== DATA FOR THIS EXERCISE

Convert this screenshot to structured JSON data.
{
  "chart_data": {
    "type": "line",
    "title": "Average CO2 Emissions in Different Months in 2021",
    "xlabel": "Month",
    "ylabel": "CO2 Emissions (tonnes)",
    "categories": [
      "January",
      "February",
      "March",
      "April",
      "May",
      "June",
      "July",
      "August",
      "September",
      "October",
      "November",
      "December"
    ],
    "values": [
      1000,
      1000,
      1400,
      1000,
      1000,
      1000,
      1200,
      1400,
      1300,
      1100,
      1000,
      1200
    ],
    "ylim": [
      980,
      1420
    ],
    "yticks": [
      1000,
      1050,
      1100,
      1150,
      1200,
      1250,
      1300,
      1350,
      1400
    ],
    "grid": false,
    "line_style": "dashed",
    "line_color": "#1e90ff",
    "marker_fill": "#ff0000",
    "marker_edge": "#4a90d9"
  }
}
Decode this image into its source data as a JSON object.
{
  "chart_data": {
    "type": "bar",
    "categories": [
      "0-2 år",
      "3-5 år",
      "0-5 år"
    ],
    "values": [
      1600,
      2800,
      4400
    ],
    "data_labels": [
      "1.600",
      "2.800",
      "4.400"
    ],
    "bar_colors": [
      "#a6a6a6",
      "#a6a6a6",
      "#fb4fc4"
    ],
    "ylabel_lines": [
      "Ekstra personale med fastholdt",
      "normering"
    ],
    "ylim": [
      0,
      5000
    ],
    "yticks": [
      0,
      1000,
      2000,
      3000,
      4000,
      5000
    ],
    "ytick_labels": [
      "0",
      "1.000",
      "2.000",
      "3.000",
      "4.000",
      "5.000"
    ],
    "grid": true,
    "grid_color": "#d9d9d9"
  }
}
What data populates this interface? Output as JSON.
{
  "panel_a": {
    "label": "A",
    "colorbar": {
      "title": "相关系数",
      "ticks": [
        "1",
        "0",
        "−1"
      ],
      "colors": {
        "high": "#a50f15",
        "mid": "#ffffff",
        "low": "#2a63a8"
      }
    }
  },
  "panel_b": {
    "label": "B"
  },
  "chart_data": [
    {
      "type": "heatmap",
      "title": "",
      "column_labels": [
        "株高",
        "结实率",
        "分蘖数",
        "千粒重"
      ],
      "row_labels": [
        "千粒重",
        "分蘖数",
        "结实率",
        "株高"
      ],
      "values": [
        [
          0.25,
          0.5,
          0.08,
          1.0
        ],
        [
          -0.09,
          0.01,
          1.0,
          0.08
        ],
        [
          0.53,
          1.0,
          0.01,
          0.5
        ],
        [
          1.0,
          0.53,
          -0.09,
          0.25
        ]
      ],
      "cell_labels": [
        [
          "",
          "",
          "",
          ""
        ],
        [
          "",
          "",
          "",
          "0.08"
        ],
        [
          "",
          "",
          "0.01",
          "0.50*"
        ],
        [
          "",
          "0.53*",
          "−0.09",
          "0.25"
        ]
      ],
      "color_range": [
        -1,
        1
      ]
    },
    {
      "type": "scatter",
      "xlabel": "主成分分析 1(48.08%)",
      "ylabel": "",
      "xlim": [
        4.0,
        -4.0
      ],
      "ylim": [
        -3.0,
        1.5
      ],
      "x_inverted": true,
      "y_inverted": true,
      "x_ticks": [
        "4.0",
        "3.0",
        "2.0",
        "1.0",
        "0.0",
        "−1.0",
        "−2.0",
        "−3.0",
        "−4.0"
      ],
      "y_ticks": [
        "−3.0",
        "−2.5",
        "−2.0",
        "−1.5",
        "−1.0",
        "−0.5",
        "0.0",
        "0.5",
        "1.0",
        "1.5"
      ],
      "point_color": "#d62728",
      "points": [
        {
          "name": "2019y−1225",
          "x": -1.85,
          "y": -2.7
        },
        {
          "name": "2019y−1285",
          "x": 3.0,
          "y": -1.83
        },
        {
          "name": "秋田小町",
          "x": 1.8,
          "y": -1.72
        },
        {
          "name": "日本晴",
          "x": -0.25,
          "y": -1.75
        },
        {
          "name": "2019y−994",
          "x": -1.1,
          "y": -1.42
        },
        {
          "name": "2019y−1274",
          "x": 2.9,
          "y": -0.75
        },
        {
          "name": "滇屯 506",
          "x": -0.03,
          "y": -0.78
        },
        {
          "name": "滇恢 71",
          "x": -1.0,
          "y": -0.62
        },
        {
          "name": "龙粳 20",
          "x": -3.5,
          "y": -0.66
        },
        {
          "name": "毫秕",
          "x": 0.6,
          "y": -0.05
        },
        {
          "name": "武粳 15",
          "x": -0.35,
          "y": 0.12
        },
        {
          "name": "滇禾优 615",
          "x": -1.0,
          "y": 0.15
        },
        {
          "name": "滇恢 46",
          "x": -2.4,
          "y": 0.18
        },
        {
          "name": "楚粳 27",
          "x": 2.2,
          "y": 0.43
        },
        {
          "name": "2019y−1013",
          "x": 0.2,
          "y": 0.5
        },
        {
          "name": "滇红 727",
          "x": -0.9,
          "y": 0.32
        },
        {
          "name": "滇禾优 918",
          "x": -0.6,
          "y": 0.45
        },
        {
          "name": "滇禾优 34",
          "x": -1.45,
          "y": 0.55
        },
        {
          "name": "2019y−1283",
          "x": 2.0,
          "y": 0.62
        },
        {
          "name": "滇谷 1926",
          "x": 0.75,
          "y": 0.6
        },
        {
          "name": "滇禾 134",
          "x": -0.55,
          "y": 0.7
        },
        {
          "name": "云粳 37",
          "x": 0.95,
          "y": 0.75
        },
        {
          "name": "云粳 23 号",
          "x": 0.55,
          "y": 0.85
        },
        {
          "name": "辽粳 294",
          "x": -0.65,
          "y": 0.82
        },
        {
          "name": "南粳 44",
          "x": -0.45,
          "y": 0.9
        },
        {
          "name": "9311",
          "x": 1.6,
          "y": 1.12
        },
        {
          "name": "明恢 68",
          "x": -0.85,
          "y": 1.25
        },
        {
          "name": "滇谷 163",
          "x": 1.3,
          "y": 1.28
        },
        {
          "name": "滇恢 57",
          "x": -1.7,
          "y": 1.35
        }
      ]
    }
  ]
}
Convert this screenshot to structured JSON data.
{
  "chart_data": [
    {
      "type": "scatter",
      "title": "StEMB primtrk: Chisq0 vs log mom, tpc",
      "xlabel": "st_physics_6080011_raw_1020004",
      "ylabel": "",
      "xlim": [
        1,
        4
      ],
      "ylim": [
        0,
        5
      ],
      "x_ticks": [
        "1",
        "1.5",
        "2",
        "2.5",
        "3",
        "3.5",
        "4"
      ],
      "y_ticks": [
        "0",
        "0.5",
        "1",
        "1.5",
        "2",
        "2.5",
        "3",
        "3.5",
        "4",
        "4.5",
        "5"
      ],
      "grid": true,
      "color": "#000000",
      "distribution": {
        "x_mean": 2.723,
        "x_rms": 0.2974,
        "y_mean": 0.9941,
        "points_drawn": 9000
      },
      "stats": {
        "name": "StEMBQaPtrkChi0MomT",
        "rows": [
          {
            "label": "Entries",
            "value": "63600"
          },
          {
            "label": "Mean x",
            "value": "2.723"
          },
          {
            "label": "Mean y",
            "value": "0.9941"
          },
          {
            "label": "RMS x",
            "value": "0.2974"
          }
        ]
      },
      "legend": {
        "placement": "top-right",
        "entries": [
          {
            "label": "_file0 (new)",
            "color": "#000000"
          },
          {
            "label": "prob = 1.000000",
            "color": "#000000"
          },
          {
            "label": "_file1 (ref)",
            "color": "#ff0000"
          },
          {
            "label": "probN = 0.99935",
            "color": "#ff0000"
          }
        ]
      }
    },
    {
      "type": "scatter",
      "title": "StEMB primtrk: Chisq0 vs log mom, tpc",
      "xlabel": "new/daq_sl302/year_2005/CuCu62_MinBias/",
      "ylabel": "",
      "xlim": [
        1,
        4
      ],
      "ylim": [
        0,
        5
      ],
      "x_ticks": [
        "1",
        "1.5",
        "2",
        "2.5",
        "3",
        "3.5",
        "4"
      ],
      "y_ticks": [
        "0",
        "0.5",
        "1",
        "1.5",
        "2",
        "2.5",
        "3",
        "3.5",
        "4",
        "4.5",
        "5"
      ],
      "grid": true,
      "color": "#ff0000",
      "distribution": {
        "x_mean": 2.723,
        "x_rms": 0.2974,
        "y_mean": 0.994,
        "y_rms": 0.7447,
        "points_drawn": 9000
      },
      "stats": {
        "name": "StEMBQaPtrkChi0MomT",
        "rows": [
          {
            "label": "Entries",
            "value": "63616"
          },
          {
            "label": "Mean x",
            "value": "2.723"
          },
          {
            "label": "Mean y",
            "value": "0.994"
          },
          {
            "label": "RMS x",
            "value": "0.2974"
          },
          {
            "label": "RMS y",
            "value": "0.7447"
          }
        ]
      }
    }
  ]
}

====

Copy each line above that contains the string "true".

** FINISHED ANSWER **
    "grid": true,
      "x_inverted": true,
      "y_inverted": true,
      "grid": true,
      "grid": true,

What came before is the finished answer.